* What is expected *
Transcribe the listing below word for word.

* Records shown *
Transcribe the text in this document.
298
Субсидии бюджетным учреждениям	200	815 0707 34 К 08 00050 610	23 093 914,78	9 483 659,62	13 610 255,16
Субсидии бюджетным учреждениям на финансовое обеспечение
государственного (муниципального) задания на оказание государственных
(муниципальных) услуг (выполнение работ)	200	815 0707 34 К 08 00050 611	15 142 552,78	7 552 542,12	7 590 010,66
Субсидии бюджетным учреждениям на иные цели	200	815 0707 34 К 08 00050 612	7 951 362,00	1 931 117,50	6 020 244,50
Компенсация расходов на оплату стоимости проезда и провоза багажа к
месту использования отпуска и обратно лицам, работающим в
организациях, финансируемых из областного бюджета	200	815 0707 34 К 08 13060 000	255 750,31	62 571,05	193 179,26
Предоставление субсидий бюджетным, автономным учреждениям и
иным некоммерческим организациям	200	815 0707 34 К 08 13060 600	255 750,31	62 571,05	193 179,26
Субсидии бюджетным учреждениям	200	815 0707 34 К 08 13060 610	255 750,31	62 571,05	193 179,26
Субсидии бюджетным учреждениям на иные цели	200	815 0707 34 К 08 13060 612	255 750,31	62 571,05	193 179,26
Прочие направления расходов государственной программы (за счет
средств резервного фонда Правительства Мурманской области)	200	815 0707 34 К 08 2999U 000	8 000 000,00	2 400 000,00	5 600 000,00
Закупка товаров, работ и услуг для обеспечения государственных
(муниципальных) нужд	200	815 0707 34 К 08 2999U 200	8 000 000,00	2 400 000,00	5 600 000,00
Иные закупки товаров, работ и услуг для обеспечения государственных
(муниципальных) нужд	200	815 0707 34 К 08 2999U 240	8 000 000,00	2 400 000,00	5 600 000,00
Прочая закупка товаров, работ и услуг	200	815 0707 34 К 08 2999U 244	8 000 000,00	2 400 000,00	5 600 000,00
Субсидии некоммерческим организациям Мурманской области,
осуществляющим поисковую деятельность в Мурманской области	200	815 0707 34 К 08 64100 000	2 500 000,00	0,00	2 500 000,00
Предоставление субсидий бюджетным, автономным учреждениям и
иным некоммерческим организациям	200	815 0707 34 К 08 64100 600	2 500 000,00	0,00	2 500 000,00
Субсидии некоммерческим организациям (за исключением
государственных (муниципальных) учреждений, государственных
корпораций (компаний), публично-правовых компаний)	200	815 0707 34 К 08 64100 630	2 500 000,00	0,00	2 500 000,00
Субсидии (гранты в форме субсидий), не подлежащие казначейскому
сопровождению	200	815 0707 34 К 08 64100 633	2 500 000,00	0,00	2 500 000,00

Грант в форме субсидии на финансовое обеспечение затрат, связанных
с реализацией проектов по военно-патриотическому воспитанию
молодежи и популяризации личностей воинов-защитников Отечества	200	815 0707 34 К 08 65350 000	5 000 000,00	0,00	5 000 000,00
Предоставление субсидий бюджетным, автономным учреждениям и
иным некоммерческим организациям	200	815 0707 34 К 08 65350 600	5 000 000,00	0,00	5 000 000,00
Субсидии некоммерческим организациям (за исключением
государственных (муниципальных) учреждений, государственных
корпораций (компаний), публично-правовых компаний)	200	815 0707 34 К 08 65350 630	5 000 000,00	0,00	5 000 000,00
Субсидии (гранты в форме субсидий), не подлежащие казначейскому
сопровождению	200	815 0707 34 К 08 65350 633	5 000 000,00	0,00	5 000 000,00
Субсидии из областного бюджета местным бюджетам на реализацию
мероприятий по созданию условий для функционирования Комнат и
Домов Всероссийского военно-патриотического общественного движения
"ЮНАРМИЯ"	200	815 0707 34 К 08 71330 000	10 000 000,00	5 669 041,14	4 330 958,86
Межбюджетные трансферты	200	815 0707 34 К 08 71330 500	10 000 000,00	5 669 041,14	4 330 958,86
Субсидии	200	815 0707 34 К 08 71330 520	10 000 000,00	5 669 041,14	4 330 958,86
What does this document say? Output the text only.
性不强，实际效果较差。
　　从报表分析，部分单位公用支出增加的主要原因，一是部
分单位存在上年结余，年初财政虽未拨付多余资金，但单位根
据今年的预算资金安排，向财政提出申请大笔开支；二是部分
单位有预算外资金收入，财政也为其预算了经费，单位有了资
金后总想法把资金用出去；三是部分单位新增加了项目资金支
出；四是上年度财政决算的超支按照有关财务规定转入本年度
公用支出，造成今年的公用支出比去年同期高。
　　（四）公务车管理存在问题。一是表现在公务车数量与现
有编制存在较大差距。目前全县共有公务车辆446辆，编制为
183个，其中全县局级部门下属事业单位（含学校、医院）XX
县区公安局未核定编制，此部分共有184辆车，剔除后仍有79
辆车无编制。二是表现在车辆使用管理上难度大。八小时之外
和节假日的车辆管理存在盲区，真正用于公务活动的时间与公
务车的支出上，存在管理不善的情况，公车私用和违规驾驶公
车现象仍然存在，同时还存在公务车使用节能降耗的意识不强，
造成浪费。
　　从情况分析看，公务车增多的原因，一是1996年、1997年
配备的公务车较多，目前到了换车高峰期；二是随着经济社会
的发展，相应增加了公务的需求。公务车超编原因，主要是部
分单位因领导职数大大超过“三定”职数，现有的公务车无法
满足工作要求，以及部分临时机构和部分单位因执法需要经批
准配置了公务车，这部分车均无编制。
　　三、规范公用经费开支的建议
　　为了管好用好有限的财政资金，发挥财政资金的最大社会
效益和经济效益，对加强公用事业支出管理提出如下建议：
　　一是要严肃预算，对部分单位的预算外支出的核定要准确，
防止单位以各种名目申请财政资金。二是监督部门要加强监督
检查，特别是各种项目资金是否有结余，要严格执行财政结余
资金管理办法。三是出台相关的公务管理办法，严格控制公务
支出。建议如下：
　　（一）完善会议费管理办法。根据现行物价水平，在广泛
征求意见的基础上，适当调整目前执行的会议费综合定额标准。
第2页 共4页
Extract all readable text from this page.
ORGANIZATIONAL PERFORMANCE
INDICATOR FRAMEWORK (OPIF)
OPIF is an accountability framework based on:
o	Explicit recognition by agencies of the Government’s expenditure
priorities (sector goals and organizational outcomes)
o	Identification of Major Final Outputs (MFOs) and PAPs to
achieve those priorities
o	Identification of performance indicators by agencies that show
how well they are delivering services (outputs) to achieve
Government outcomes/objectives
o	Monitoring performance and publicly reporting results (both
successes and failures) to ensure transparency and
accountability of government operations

* Result below *
Transcribe the text in this document.
298
Субсидии бюджетным учреждениям	200	815 0707 34 К 08 00050 610	23 093 914,78	9 483 659,62	13 610 255,16
Субсидии бюджетным учреждениям на финансовое обеспечение
государственного (муниципального) задания на оказание государственных
(муниципальных) услуг (выполнение работ)	200	815 0707 34 К 08 00050 611	15 142 552,78	7 552 542,12	7 590 010,66
Субсидии бюджетным учреждениям на иные цели	200	815 0707 34 К 08 00050 612	7 951 362,00	1 931 117,50	6 020 244,50
Компенсация расходов на оплату стоимости проезда и провоза багажа к
месту использования отпуска и обратно лицам, работающим в
организациях, финансируемых из областного бюджета	200	815 0707 34 К 08 13060 000	255 750,31	62 571,05	193 179,26
Предоставление субсидий бюджетным, автономным учреждениям и
иным некоммерческим организациям	200	815 0707 34 К 08 13060 600	255 750,31	62 571,05	193 179,26
Субсидии бюджетным учреждениям	200	815 0707 34 К 08 13060 610	255 750,31	62 571,05	193 179,26
Субсидии бюджетным учреждениям на иные цели	200	815 0707 34 К 08 13060 612	255 750,31	62 571,05	193 179,26
Прочие направления расходов государственной программы (за счет
средств резервного фонда Правительства Мурманской области)	200	815 0707 34 К 08 2999U 000	8 000 000,00	2 400 000,00	5 600 000,00
Закупка товаров, работ и услуг для обеспечения государственных
(муниципальных) нужд	200	815 0707 34 К 08 2999U 200	8 000 000,00	2 400 000,00	5 600 000,00
Иные закупки товаров, работ и услуг для обеспечения государственных
(муниципальных) нужд	200	815 0707 34 К 08 2999U 240	8 000 000,00	2 400 000,00	5 600 000,00
Прочая закупка товаров, работ и услуг	200	815 0707 34 К 08 2999U 244	8 000 000,00	2 400 000,00	5 600 000,00
Субсидии некоммерческим организациям Мурманской области,
осуществляющим поисковую деятельность в Мурманской области	200	815 0707 34 К 08 64100 000	2 500 000,00	0,00	2 500 000,00
Предоставление субсидий бюджетным, автономным учреждениям и
иным некоммерческим организациям	200	815 0707 34 К 08 64100 600	2 500 000,00	0,00	2 500 000,00
Субсидии некоммерческим организациям (за исключением
государственных (муниципальных) учреждений, государственных
корпораций (компаний), публично-правовых компаний)	200	815 0707 34 К 08 64100 630	2 500 000,00	0,00	2 500 000,00
Субсидии (гранты в форме субсидий), не подлежащие казначейскому
сопровождению	200	815 0707 34 К 08 64100 633	2 500 000,00	0,00	2 500 000,00

Грант в форме субсидии на финансовое обеспечение затрат, связанных
с реализацией проектов по военно-патриотическому воспитанию
молодежи и популяризации личностей воинов-защитников Отечества	200	815 0707 34 К 08 65350 000	5 000 000,00	0,00	5 000 000,00
Предоставление субсидий бюджетным, автономным учреждениям и
иным некоммерческим организациям	200	815 0707 34 К 08 65350 600	5 000 000,00	0,00	5 000 000,00
Субсидии некоммерческим организациям (за исключением
государственных (муниципальных) учреждений, государственных
корпораций (компаний), публично-правовых компаний)	200	815 0707 34 К 08 65350 630	5 000 000,00	0,00	5 000 000,00
Субсидии (гранты в форме субсидий), не подлежащие казначейскому
сопровождению	200	815 0707 34 К 08 65350 633	5 000 000,00	0,00	5 000 000,00
Субсидии из областного бюджета местным бюджетам на реализацию
мероприятий по созданию условий для функционирования Комнат и
Домов Всероссийского военно-патриотического общественного движения
"ЮНАРМИЯ"	200	815 0707 34 К 08 71330 000	10 000 000,00	5 669 041,14	4 330 958,86
Межбюджетные трансферты	200	815 0707 34 К 08 71330 500	10 000 000,00	5 669 041,14	4 330 958,86
Субсидии	200	815 0707 34 К 08 71330 520	10 000 000,00	5 669 041,14	4 330 958,86
What does this document say? Output the text only.
性不强，实际效果较差。
　　从报表分析，部分单位公用支出增加的主要原因，一是部
分单位存在上年结余，年初财政虽未拨付多余资金，但单位根
据今年的预算资金安排，向财政提出申请大笔开支；二是部分
单位有预算外资金收入，财政也为其预算了经费，单位有了资
金后总想法把资金用出去；三是部分单位新增加了项目资金支
出；四是上年度财政决算的超支按照有关财务规定转入本年度
公用支出，造成今年的公用支出比去年同期高。
　　（四）公务车管理存在问题。一是表现在公务车数量与现
有编制存在较大差距。目前全县共有公务车辆446辆，编制为
183个，其中全县局级部门下属事业单位（含学校、医院）XX
县区公安局未核定编制，此部分共有184辆车，剔除后仍有79
辆车无编制。二是表现在车辆使用管理上难度大。八小时之外
和节假日的车辆管理存在盲区，真正用于公务活动的时间与公
务车的支出上，存在管理不善的情况，公车私用和违规驾驶公
车现象仍然存在，同时还存在公务车使用节能降耗的意识不强，
造成浪费。
　　从情况分析看，公务车增多的原因，一是1996年、1997年
配备的公务车较多，目前到了换车高峰期；二是随着经济社会
的发展，相应增加了公务的需求。公务车超编原因，主要是部
分单位因领导职数大大超过“三定”职数，现有的公务车无法
满足工作要求，以及部分临时机构和部分单位因执法需要经批
准配置了公务车，这部分车均无编制。
　　三、规范公用经费开支的建议
　　为了管好用好有限的财政资金，发挥财政资金的最大社会
效益和经济效益，对加强公用事业支出管理提出如下建议：
　　一是要严肃预算，对部分单位的预算外支出的核定要准确，
防止单位以各种名目申请财政资金。二是监督部门要加强监督
检查，特别是各种项目资金是否有结余，要严格执行财政结余
资金管理办法。三是出台相关的公务管理办法，严格控制公务
支出。建议如下：
　　（一）完善会议费管理办法。根据现行物价水平，在广泛
征求意见的基础上，适当调整目前执行的会议费综合定额标准。
第2页 共4页
Extract all readable text from this page.
ORGANIZATIONAL PERFORMANCE
INDICATOR FRAMEWORK (OPIF)
OPIF is an accountability framework based on:
o	Explicit recognition by agencies of the Government’s expenditure
priorities (sector goals and organizational outcomes)
o	Identification of Major Final Outputs (MFOs) and PAPs to
achieve those priorities
o	Identification of performance indicators by agencies that show
how well they are delivering services (outputs) to achieve
Government outcomes/objectives
o	Monitoring performance and publicly reporting results (both
successes and failures) to ensure transparency and
accountability of government operations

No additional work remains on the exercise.